◆ **What to do**:
Where a line holds "حديث", copy it.

Start

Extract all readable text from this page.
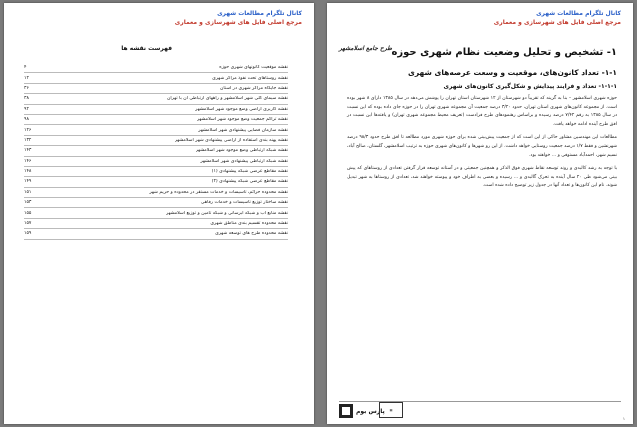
کانال تلگرام مطالعات شهری
مرجع اصلی فایل های شهرسازی و معماری
فهرست نقشه ها
۴	نقشه موقعیت کانونهای شهری حوزه
۱۲	نقشه روستاهای تحت نفوذ مراکز شهری
۳۶	نقشه جایگاه مراکز شهری در استان
۳۸	نقشه سیمای کلی شهر اسلامشهر و راههای ارتباطی آن با تهران
۹۲	نقشه کاربری اراضی وضع موجود شهر اسلامشهر
۹۸	نقشه تراکم جمعیت وضع موجود شهر اسلامشهر
۱۲۶	نقشه سازمان فضایی پیشنهادی شهر اسلامشهر
۱۳۲	نقشه پهنه بندی استفاده از اراضی پیشنهادی شهر اسلامشهر
۱۴۳	نقشه شبکه ارتباطی وضع موجود شهر اسلامشهر
۱۴۶	نقشه شبکه ارتباطی پیشنهادی شهر اسلامشهر
۱۴۸	نقشه مقاطع عرضی شبکه پیشنهادی (۱)
۱۴۹	نقشه مقاطع عرضی شبکه پیشنهادی (۲)
۱۵۱	نقشه محدوده حرائم، تاسیسات و خدمات مستقر در محدوده و حریم شهر
۱۵۳	نقشه ساختار توزیع تاسیسات و خدمات رفاهی
۱۵۵	نقشه منابع آب و شبکه آبرسانی و شبکه تامین و توزیع اسلامشهر
۱۵۷	نقشه محدوده تقسیم بندی مناطق شهری
۱۵۹	نقشه محدوده طرح های توسعه شهری
کانال تلگرام مطالعات شهری
مرجع اصلی فایل های شهرسازی و معماری
طرح جامع اسلامشهر ۱- تشخیص و تحلیل وضعیت نظام شهری حوزه
۱-۱- تعداد کانون‌های، موقعیت و وسعت عرصه‌های شهری
۱-۱-۱- تعداد و فرایند پیدایش و شکل‌گیری کانون‌های شهری

حوزه شهری اسلامشهر – بنا به گزینه که تقریباً دو شهرستان از ۱۲ شهرستان استان تهران را پوشش می‌دهد در سال ۱۳۸۵ دارای ۸ شهر بوده است. از مجموعه کانون‌های شهری استان تهران، حدود ۳/۲۰ درصد جمعیت آن مجموعه شهری تهران را در حوزه جای داده بوده که این نسبت در سال ۱۳۸۵ به رقم ۷/۴۲ درصد رسیده و براساس رهنمودهای طرح فرادست (تعریف محیط مجموعه شهری تهران) و یافته‌ها این نسبت در افق طرح آینده ادامه خواهد یافت.

مطالعات این مهندسین مشاور حاکی از این است که از جمعیت پیش‌بینی شده برای حوزه شهری مورد مطالعه تا افق طرح حدود ۹۸/۳ درصد شهرنشین و فقط ۱/۷ درصد جمعیت روستایی خواهد داشت. از این رو شهرها و کانون‌های شهری حوزه به ترتیب اسلامشهر، گلستان، صالح آباد، نسیم شهر، احمدآباد مستوفی و ... خواهند بود.

با توجه به رشد کالبدی و روند توسعه نقاط شهری فوق الذکر و همچنین جمعیتی و در آستانه توسعه قرار گرفتن تعدادی از روستاهای که پیش بینی می‌شود طی ۲۰ سال آینده به تحرک گالبدی و ... رسیده و بعضی به اطراف خود و پیوسته خواهند شد، تعدادی از روستاها به شهر تبدیل شوند. نام این کانون‌ها و تعداد آنها در جدول زیر توضیح داده شده است.

پارس بوم	▦
۱
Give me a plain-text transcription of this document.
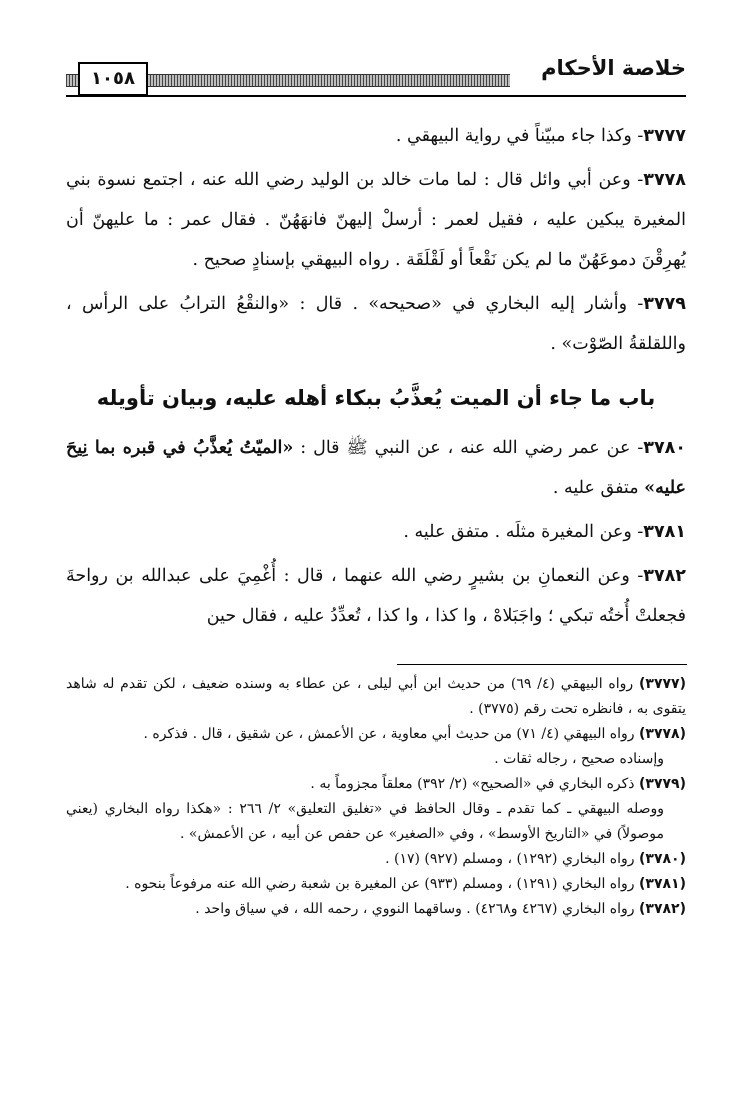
١٠٥٨	خلاصة الأحكام

٣٧٧٧- وكذا جاء مبيّناً في رواية البيهقي .

٣٧٧٨- وعن أبي وائل قال : لما مات خالد بن الوليد رضي الله عنه ، اجتمع نسوة بني المغيرة يبكين عليه ، فقيل لعمر : أرسلْ إليهنّ فانهَهُنّ . فقال عمر : ما عليهنّ أن يُهرِقْنَ دموعَهُنّ ما لم يكن نَقْعاً أو لَقْلَقَة . رواه البيهقي بإسنادٍ صحيح .

٣٧٧٩- وأشار إليه البخاري في «صحيحه» . قال : «والنقْعُ الترابُ على الرأس ، واللقلقةُ الصّوْت» .

باب ما جاء أن الميت يُعذَّبُ ببكاء أهله عليه، وبيان تأويله

٣٧٨٠- عن عمر رضي الله عنه ، عن النبي ﷺ قال : «الميّتُ يُعذَّبُ في قبره بما نِيحَ عليه» متفق عليه .

٣٧٨١- وعن المغيرة مثلَه . متفق عليه .

٣٧٨٢- وعن النعمانِ بن بشيرٍ رضي الله عنهما ، قال : أُغْمِيَ على عبدالله بن رواحةَ فجعلتْ أُختُه تبكي ؛ واجَبَلاهْ ، وا كذا ، وا كذا ، تُعدِّدُ عليه ، فقال حين

(٣٧٧٧) رواه البيهقي (٤/ ٦٩) من حديث ابن أبي ليلى ، عن عطاء به وسنده ضعيف ، لكن تقدم له شاهد يتقوى به ، فانظره تحت رقم (٣٧٧٥) .

(٣٧٧٨) رواه البيهقي (٤/ ٧١) من حديث أبي معاوية ، عن الأعمش ، عن شقيق ، قال . فذكره .

وإسناده صحيح ، رجاله ثقات .

(٣٧٧٩) ذكره البخاري في «الصحيح» (٢/ ٣٩٢) معلقاً مجزوماً به .

ووصله البيهقي ـ كما تقدم ـ وقال الحافظ في «تغليق التعليق» ٢/ ٢٦٦ : «هكذا رواه البخاري (يعني موصولاً) في «التاريخ الأوسط» ، وفي «الصغير» عن حفص عن أبيه ، عن الأعمش» .

(٣٧٨٠) رواه البخاري (١٢٩٢) ، ومسلم (٩٢٧) (١٧) .

(٣٧٨١) رواه البخاري (١٢٩١) ، ومسلم (٩٣٣) عن المغيرة بن شعبة رضي الله عنه مرفوعاً بنحوه .

(٣٧٨٢) رواه البخاري (٤٢٦٧ و٤٢٦٨) . وساقهما النووي ، رحمه الله ، في سياق واحد .
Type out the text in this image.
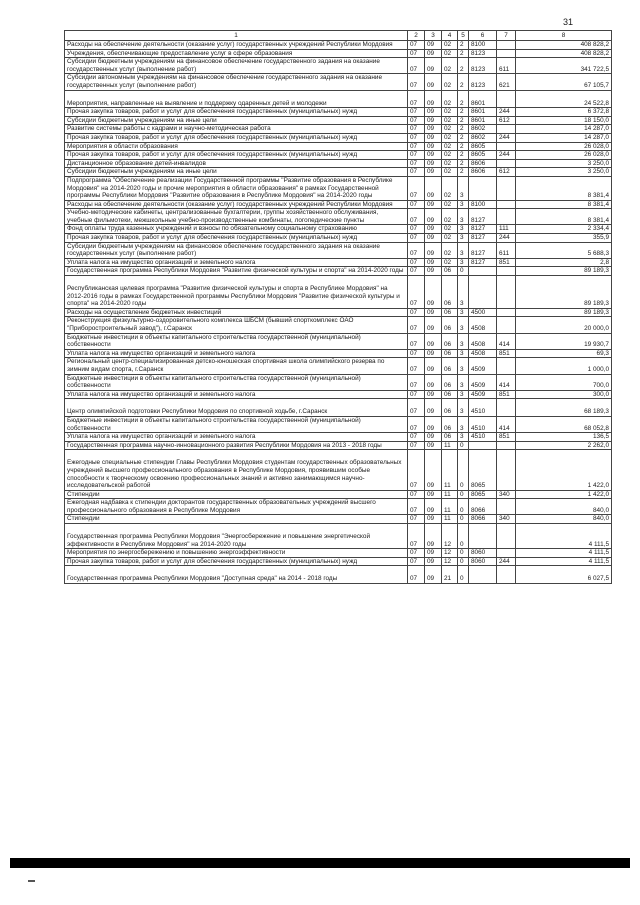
31
1	2	3	4	5	6	7	8
Расходы на обеспечение деятельности (оказание услуг) государственных учреждений Республики Мордовия	07	09	02	2	8100		408 828,2
Учреждения, обеспечивающие предоставление услуг в сфере образования	07	09	02	2	8123		408 828,2
Субсидии бюджетным учреждениям на финансовое обеспечение государственного задания на оказание государственных услуг (выполнение работ)	07	09	02	2	8123	611	341 722,5
Субсидии автономным учреждениям на финансовое обеспечение государственного задания на оказание государственных услуг (выполнение работ)	07	09	02	2	8123	621	67 105,7
Мероприятия, направленные на выявление и поддержку одаренных детей и молодежи	07	09	02	2	8601		24 522,8
Прочая закупка товаров, работ и услуг для обеспечения государственных (муниципальных) нужд	07	09	02	2	8601	244	6 372,8
Субсидии бюджетным учреждениям на иные цели	07	09	02	2	8601	612	18 150,0
Развитие системы работы с кадрами и научно-методическая работа	07	09	02	2	8602		14 287,0
Прочая закупка товаров, работ и услуг для обеспечения государственных (муниципальных) нужд	07	09	02	2	8602	244	14 287,0
Мероприятия в области образования	07	09	02	2	8605		26 028,0
Прочая закупка товаров, работ и услуг для обеспечения государственных (муниципальных) нужд	07	09	02	2	8605	244	26 028,0
Дистанционное образование детей-инвалидов	07	09	02	2	8606		3 250,0
Субсидии бюджетным учреждениям на иные цели	07	09	02	2	8606	612	3 250,0
Подпрограмма "Обеспечение реализации Государственной программы "Развитие образования в Республике Мордовия" на 2014-2020 годы и прочие мероприятия в области образования" в рамках Государственной программы Республики Мордовия "Развитие образования в Республике Мордовия" на 2014-2020 годы	07	09	02	3			8 381,4
Расходы на обеспечение деятельности (оказание услуг) государственных учреждений Республики Мордовия	07	09	02	3	8100		8 381,4
Учебно-методические кабинеты, централизованные бухгалтерии, группы хозяйственного обслуживания, учебные фильмотеки, межшкольные учебно-производственные комбинаты, логопедические пункты	07	09	02	3	8127		8 381,4
Фонд оплаты труда казенных учреждений и взносы по обязательному социальному страхованию	07	09	02	3	8127	111	2 334,4
Прочая закупка товаров, работ и услуг для обеспечения государственных (муниципальных) нужд	07	09	02	3	8127	244	355,9
Субсидии бюджетным учреждениям на финансовое обеспечение государственного задания на оказание государственных услуг (выполнение работ)	07	09	02	3	8127	611	5 688,3
Уплата налога на имущество организаций и земельного налога	07	09	02	3	8127	851	2,8
Государственная программа Республики Мордовия "Развитие физической культуры и спорта" на 2014-2020 годы	07	09	06	0			89 189,3
Республиканская целевая программа "Развитие физической культуры и спорта в Республике Мордовия" на 2012-2016 годы в рамках Государственной программы Республики Мордовия "Развитие физической культуры и спорта" на 2014-2020 годы	07	09	06	3			89 189,3
Расходы на осуществление бюджетных инвестиций	07	09	06	3	4500		89 189,3
Реконструкция физкультурно-оздоровительного комплекса ШБСМ (бывший спорткомплекс ОАО "Приборостроительный завод"), г.Саранск	07	09	06	3	4508		20 000,0
Бюджетные инвестиции в объекты капитального строительства государственной (муниципальной) собственности	07	09	06	3	4508	414	19 930,7
Уплата налога на имущество организаций и земельного налога	07	09	06	3	4508	851	69,3
Региональный центр-специализированная детско-юношеская спортивная школа олимпийского резерва по зимним видам спорта, г.Саранск	07	09	06	3	4509		1 000,0
Бюджетные инвестиции в объекты капитального строительства государственной (муниципальной) собственности	07	09	06	3	4509	414	700,0
Уплата налога на имущество организаций и земельного налога	07	09	06	3	4509	851	300,0
Центр олимпийской подготовки Республики Мордовия по спортивной ходьбе, г.Саранск	07	09	06	3	4510		68 189,3
Бюджетные инвестиции в объекты капитального строительства государственной (муниципальной) собственности	07	09	06	3	4510	414	68 052,8
Уплата налога на имущество организаций и земельного налога	07	09	06	3	4510	851	136,5
Государственная программа научно-инновационного развития Республики Мордовия на 2013 - 2018 годы	07	09	11	0			2 262,0
Ежегодные специальные стипендии Главы Республики Мордовия студентам государственных образовательных учреждений высшего профессионального образования в Республике Мордовия, проявившим особые способности к творческому освоению профессиональных знаний и активно занимающимся научно-исследовательской работой	07	09	11	0	8065		1 422,0
Стипендии	07	09	11	0	8065	340	1 422,0
Ежегодная надбавка к стипендии докторантов государственных образовательных учреждений высшего профессионального образования в Республике Мордовия	07	09	11	0	8066		840,0
Стипендии	07	09	11	0	8066	340	840,0
Государственная программа Республики Мордовия "Энергосбережение и повышение энергетической эффективности в Республике Мордовия" на 2014-2020 годы	07	09	12	0			4 111,5
Мероприятия по энергосбережению и повышению энергоэффективности	07	09	12	0	8060		4 111,5
Прочая закупка товаров, работ и услуг для обеспечения государственных (муниципальных) нужд	07	09	12	0	8060	244	4 111,5
Государственная программа Республики Мордовия "Доступная среда" на 2014 - 2018 годы	07	09	21	0			6 027,5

End

◆ **Problem solution**:
(٣٧٧٧) رواه البيهقي (٤/ ٦٩) من حديث ابن أبي ليلى ، عن عطاء به وسنده ضعيف ، لكن تقدم له شاهد يتقوى به ، فانظره تحت رقم (٣٧٧٥) .
(٣٧٧٨) رواه البيهقي (٤/ ٧١) من حديث أبي معاوية ، عن الأعمش ، عن شقيق ، قال . فذكره .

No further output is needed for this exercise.